Task brief:
Return every line of the data below that includes the string "gmail".

***** Entries

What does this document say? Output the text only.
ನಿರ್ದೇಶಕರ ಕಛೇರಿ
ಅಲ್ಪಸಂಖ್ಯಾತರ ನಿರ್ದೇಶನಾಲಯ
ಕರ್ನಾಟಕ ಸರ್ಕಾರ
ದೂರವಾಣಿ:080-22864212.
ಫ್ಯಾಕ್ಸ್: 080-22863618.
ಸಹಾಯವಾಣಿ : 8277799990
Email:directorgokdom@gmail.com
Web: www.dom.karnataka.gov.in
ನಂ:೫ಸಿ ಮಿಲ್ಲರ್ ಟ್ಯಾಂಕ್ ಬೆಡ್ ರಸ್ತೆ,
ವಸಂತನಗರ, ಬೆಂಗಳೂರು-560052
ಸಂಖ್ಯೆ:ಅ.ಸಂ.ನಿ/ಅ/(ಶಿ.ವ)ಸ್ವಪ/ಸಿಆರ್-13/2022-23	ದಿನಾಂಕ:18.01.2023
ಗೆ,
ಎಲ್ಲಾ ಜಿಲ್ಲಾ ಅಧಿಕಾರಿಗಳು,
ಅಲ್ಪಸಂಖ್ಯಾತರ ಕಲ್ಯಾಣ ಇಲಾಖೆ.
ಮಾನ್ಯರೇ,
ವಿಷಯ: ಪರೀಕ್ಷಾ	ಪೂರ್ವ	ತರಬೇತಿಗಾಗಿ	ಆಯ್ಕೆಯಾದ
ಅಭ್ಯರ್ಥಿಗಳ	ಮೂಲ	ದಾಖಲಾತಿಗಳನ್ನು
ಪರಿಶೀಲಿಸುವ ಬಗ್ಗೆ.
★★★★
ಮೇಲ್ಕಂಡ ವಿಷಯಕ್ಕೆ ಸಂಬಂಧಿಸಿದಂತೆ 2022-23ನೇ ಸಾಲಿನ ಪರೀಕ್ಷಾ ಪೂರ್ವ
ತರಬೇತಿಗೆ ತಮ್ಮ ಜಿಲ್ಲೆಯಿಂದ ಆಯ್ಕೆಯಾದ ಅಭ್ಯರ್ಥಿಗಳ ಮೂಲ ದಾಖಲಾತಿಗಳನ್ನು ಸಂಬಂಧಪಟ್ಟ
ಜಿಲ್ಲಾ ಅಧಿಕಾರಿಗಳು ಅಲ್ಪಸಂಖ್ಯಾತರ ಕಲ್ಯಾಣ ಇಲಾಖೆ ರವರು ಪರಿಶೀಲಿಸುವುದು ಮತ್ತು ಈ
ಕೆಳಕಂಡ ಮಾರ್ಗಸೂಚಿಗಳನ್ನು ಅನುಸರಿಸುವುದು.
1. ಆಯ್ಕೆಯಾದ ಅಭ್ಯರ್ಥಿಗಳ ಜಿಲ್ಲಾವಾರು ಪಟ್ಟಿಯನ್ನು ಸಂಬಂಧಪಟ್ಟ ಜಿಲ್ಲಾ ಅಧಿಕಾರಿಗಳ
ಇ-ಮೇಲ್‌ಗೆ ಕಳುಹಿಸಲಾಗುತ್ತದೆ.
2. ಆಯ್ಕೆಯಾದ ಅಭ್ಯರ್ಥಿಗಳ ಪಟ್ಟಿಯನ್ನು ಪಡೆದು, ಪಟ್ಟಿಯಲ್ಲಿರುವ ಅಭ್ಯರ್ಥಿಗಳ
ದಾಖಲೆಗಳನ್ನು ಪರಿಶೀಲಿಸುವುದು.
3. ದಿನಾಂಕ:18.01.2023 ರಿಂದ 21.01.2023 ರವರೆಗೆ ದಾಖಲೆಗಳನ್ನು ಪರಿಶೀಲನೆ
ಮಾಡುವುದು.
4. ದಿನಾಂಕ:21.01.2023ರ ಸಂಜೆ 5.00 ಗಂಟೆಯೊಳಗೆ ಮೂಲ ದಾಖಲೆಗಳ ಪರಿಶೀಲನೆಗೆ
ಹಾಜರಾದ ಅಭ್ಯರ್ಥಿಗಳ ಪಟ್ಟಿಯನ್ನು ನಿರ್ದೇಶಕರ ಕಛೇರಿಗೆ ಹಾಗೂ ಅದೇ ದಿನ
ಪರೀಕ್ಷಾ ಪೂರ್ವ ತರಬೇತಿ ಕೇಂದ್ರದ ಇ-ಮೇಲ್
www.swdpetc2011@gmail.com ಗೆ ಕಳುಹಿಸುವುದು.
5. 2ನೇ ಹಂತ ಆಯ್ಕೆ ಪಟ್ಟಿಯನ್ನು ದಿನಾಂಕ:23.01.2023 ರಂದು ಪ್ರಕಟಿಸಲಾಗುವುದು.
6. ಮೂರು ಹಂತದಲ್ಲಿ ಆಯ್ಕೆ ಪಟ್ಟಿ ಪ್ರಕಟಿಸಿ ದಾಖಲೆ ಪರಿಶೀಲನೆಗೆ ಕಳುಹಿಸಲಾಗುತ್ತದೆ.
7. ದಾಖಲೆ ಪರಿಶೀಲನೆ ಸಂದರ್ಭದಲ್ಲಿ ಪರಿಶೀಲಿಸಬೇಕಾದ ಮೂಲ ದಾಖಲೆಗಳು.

**********

Full solution:
Email:directorgokdom@gmail.com
www.swdpetc2011@gmail.com ಗೆ ಕಳುಹಿಸುವುದು.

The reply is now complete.